▶ _Instructions to follow_
Images must not appear in your copy; reproduce every other part of the records exactly.

▶ _Provided data_
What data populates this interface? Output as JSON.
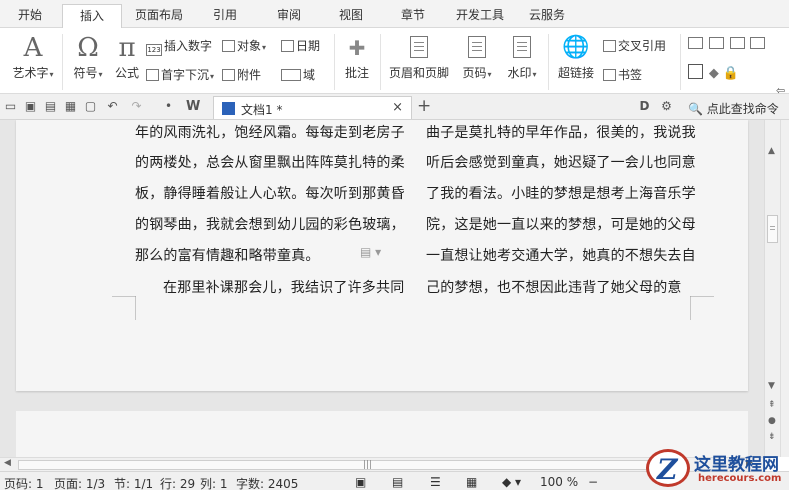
{
  "menu": {
    "tabs": [
      "开始",
      "插入",
      "页面布局",
      "引用",
      "审阅",
      "视图",
      "章节",
      "开发工具",
      "云服务"
    ],
    "active_tab": "插入"
  },
  "ribbon": {
    "art_text": "艺术字",
    "symbol": "符号",
    "formula": "公式",
    "insert_number": "插入数字",
    "object": "对象",
    "date": "日期",
    "drop_cap": "首字下沉",
    "attachment": "附件",
    "field": "域",
    "comment": "批注",
    "header_footer": "页眉和页脚",
    "page_number": "页码",
    "watermark": "水印",
    "hyperlink": "超链接",
    "cross_reference": "交叉引用",
    "bookmark": "书签"
  },
  "quickbar": {
    "document_tab": "文档1 *",
    "find_command": "点此查找命令"
  },
  "document": {
    "left_column": [
      "年的风雨洗礼，饱经风霜。每每走到老房子",
      "的两楼处，总会从窗里飘出阵阵莫扎特的柔",
      "板，静得睡着般让人心软。每次听到那黄昏",
      "的钢琴曲，我就会想到幼儿园的彩色玻璃，",
      "那么的富有情趣和略带童真。",
      "在那里补课那会儿，我结识了许多共同"
    ],
    "right_column": [
      "曲子是莫扎特的早年作品，很美的，我说我",
      "听后会感觉到童真，她迟疑了一会儿也同意",
      "了我的看法。小眭的梦想是想考上海音乐学",
      "院，这是她一直以来的梦想，可是她的父母",
      "一直想让她考交通大学，她真的不想失去自",
      "己的梦想，也不想因此违背了她父母的意"
    ]
  },
  "status": {
    "page": "页码: 1",
    "pages": "页面: 1/3",
    "section": "节: 1/1",
    "row": "行: 29",
    "column": "列: 1",
    "word_count": "字数: 2405",
    "zoom": "100 %"
  },
  "watermark": {
    "logo_letter": "Z",
    "site_name": "这里教程网",
    "site_url": "herecours.com"
  }
}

▶ _Task result_
What data populates this interface? Output as JSON.
{
  "menu": {
    "tabs": [
      "开始",
      "插入",
      "页面布局",
      "引用",
      "审阅",
      "视图",
      "章节",
      "开发工具",
      "云服务"
    ],
    "active_tab": "插入"
  },
  "ribbon": {
    "art_text": "艺术字",
    "symbol": "符号",
    "formula": "公式",
    "insert_number": "插入数字",
    "object": "对象",
    "date": "日期",
    "drop_cap": "首字下沉",
    "attachment": "附件",
    "field": "域",
    "comment": "批注",
    "header_footer": "页眉和页脚",
    "page_number": "页码",
    "watermark": "水印",
    "hyperlink": "超链接",
    "cross_reference": "交叉引用",
    "bookmark": "书签"
  },
  "quickbar": {
    "document_tab": "文档1 *",
    "find_command": "点此查找命令"
  },
  "document": {
    "left_column": [
      "年的风雨洗礼，饱经风霜。每每走到老房子",
      "的两楼处，总会从窗里飘出阵阵莫扎特的柔",
      "板，静得睡着般让人心软。每次听到那黄昏",
      "的钢琴曲，我就会想到幼儿园的彩色玻璃，",
      "那么的富有情趣和略带童真。",
      "在那里补课那会儿，我结识了许多共同"
    ],
    "right_column": [
      "曲子是莫扎特的早年作品，很美的，我说我",
      "听后会感觉到童真，她迟疑了一会儿也同意",
      "了我的看法。小眭的梦想是想考上海音乐学",
      "院，这是她一直以来的梦想，可是她的父母",
      "一直想让她考交通大学，她真的不想失去自",
      "己的梦想，也不想因此违背了她父母的意"
    ]
  },
  "status": {
    "page": "页码: 1",
    "pages": "页面: 1/3",
    "section": "节: 1/1",
    "row": "行: 29",
    "column": "列: 1",
    "word_count": "字数: 2405",
    "zoom": "100 %"
  },
  "watermark": {
    "logo_letter": "Z",
    "site_name": "这里教程网",
    "site_url": "herecours.com"
  }
}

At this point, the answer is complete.